Return each line of the records below that contains the string "tick".

[Annotated element entries]

--- begin ---

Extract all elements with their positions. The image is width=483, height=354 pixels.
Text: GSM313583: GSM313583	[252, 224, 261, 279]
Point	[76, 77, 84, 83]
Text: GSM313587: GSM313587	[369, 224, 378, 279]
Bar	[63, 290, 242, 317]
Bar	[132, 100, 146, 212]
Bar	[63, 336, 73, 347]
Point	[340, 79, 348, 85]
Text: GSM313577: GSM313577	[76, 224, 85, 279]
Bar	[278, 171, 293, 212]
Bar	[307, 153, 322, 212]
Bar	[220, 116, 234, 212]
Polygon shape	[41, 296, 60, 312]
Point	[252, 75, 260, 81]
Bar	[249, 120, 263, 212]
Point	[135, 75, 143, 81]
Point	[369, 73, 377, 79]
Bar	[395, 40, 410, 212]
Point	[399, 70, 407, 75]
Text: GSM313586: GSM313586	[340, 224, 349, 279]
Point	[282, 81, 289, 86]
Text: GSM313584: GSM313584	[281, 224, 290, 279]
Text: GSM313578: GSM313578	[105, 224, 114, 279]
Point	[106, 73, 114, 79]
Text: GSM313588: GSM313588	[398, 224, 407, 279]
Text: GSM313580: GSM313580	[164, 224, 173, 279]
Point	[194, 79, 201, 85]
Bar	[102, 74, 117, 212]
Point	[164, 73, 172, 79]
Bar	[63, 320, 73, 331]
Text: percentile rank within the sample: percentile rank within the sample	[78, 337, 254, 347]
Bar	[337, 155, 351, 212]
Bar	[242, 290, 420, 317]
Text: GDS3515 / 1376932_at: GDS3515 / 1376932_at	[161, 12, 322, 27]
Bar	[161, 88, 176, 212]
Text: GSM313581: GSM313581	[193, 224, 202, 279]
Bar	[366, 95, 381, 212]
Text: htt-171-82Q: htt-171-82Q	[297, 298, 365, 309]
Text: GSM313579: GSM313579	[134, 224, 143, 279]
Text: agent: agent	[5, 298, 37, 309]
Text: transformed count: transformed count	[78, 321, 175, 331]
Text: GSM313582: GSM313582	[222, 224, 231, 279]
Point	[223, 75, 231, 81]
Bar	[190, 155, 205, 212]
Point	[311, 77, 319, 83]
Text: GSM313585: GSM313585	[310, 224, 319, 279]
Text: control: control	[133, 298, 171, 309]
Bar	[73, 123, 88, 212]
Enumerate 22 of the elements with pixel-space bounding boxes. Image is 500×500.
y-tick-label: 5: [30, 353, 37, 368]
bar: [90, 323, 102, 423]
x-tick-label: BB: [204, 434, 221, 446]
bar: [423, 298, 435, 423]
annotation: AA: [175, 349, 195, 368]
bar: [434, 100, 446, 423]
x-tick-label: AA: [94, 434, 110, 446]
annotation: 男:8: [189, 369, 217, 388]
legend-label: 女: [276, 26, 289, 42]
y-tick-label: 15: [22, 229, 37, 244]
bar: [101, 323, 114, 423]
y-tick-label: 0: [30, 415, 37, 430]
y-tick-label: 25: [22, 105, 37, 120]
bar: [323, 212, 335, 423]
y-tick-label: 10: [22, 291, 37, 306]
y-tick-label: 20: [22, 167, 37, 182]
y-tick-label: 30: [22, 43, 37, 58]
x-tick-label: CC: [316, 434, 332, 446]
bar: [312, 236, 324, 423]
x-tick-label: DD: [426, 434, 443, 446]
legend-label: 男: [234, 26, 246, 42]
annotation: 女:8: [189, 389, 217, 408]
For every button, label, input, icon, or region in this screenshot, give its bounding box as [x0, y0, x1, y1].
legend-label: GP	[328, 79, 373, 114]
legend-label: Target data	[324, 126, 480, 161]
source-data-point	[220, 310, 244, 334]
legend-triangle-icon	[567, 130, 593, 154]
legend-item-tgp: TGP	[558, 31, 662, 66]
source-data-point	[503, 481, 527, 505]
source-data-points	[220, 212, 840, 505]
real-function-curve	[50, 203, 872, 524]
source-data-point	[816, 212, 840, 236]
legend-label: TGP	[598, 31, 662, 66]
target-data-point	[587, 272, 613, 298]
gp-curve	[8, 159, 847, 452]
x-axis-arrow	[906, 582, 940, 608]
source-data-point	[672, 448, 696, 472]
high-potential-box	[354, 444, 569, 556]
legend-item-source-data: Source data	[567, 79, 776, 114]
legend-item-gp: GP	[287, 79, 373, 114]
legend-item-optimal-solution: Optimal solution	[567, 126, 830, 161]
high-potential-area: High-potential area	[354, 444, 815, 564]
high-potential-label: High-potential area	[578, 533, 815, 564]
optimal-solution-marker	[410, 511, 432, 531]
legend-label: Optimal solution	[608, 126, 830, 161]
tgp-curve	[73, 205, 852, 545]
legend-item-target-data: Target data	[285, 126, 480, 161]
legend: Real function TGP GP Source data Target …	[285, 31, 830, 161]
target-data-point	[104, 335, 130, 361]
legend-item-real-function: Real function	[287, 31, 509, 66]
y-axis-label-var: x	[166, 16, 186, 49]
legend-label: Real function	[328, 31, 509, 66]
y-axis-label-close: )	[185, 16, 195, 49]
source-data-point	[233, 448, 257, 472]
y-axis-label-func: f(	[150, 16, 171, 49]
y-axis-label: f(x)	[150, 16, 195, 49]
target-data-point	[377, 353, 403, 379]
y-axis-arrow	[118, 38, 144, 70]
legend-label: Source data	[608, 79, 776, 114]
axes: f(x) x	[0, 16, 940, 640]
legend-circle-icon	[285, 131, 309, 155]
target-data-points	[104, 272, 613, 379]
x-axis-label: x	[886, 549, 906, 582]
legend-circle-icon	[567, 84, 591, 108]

--- end ---

Exercise output >>
y-tick-label: 5: [30, 353, 37, 368]
x-tick-label: BB: [204, 434, 221, 446]
x-tick-label: AA: [94, 434, 110, 446]
y-tick-label: 15: [22, 229, 37, 244]
y-tick-label: 0: [30, 415, 37, 430]
y-tick-label: 25: [22, 105, 37, 120]
y-tick-label: 10: [22, 291, 37, 306]
y-tick-label: 20: [22, 167, 37, 182]
y-tick-label: 30: [22, 43, 37, 58]
x-tick-label: CC: [316, 434, 332, 446]
x-tick-label: DD: [426, 434, 443, 446]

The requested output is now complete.